» **Exercise objective**: Everything in the listing except the pictures should be written out exactly.

[Saved data entries]
▼
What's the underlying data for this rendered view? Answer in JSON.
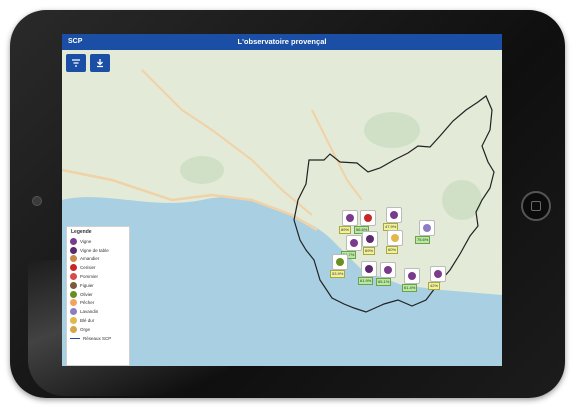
{
  "app": {
    "title": "L'observatoire provençal",
    "logo_text": "SCP"
  },
  "toolbar": {
    "filter_icon": "filter-icon",
    "download_icon": "download-icon"
  },
  "legend": {
    "title": "Legende",
    "items": [
      {
        "label": "Vigne",
        "color": "#7b3b8b"
      },
      {
        "label": "Vigne de table",
        "color": "#5b2a6e"
      },
      {
        "label": "Amandier",
        "color": "#c88a4a"
      },
      {
        "label": "Cerisier",
        "color": "#c62828"
      },
      {
        "label": "Pommier",
        "color": "#d94a4a"
      },
      {
        "label": "Figuier",
        "color": "#7a5a3a"
      },
      {
        "label": "Olivier",
        "color": "#6b8e23"
      },
      {
        "label": "Pêcher",
        "color": "#f4a261"
      },
      {
        "label": "Lavandin",
        "color": "#8e7cc3"
      },
      {
        "label": "Blé dur",
        "color": "#e0b84d"
      },
      {
        "label": "Orge",
        "color": "#d4a84a"
      },
      {
        "label": "Réseaux SCP",
        "color": "#1b4fa5"
      }
    ]
  },
  "markers": [
    {
      "label": "89%",
      "green": false
    },
    {
      "label": "56.6%",
      "green": true
    },
    {
      "label": "47.9%",
      "green": false
    },
    {
      "label": "75.6%",
      "green": true
    },
    {
      "label": "69%",
      "green": false
    },
    {
      "label": "60%",
      "green": false
    },
    {
      "label": "54.7%",
      "green": true
    },
    {
      "label": "65.1%",
      "green": true
    },
    {
      "label": "61.9%",
      "green": true
    },
    {
      "label": "42%",
      "green": false
    },
    {
      "label": "53.9%",
      "green": false
    },
    {
      "label": "61.4%",
      "green": true
    }
  ],
  "colors": {
    "appbar": "#1b4fa5",
    "land": "#dfe8d9",
    "sea": "#a9cfe3",
    "border": "#222222"
  }
}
▲
» **Result below**:
What's the underlying data for this rendered view? Answer in JSON.
{
  "app": {
    "title": "L'observatoire provençal",
    "logo_text": "SCP"
  },
  "toolbar": {
    "filter_icon": "filter-icon",
    "download_icon": "download-icon"
  },
  "legend": {
    "title": "Legende",
    "items": [
      {
        "label": "Vigne",
        "color": "#7b3b8b"
      },
      {
        "label": "Vigne de table",
        "color": "#5b2a6e"
      },
      {
        "label": "Amandier",
        "color": "#c88a4a"
      },
      {
        "label": "Cerisier",
        "color": "#c62828"
      },
      {
        "label": "Pommier",
        "color": "#d94a4a"
      },
      {
        "label": "Figuier",
        "color": "#7a5a3a"
      },
      {
        "label": "Olivier",
        "color": "#6b8e23"
      },
      {
        "label": "Pêcher",
        "color": "#f4a261"
      },
      {
        "label": "Lavandin",
        "color": "#8e7cc3"
      },
      {
        "label": "Blé dur",
        "color": "#e0b84d"
      },
      {
        "label": "Orge",
        "color": "#d4a84a"
      },
      {
        "label": "Réseaux SCP",
        "color": "#1b4fa5"
      }
    ]
  },
  "markers": [
    {
      "label": "89%",
      "green": false
    },
    {
      "label": "56.6%",
      "green": true
    },
    {
      "label": "47.9%",
      "green": false
    },
    {
      "label": "75.6%",
      "green": true
    },
    {
      "label": "69%",
      "green": false
    },
    {
      "label": "60%",
      "green": false
    },
    {
      "label": "54.7%",
      "green": true
    },
    {
      "label": "65.1%",
      "green": true
    },
    {
      "label": "61.9%",
      "green": true
    },
    {
      "label": "42%",
      "green": false
    },
    {
      "label": "53.9%",
      "green": false
    },
    {
      "label": "61.4%",
      "green": true
    }
  ],
  "colors": {
    "appbar": "#1b4fa5",
    "land": "#dfe8d9",
    "sea": "#a9cfe3",
    "border": "#222222"
  }
}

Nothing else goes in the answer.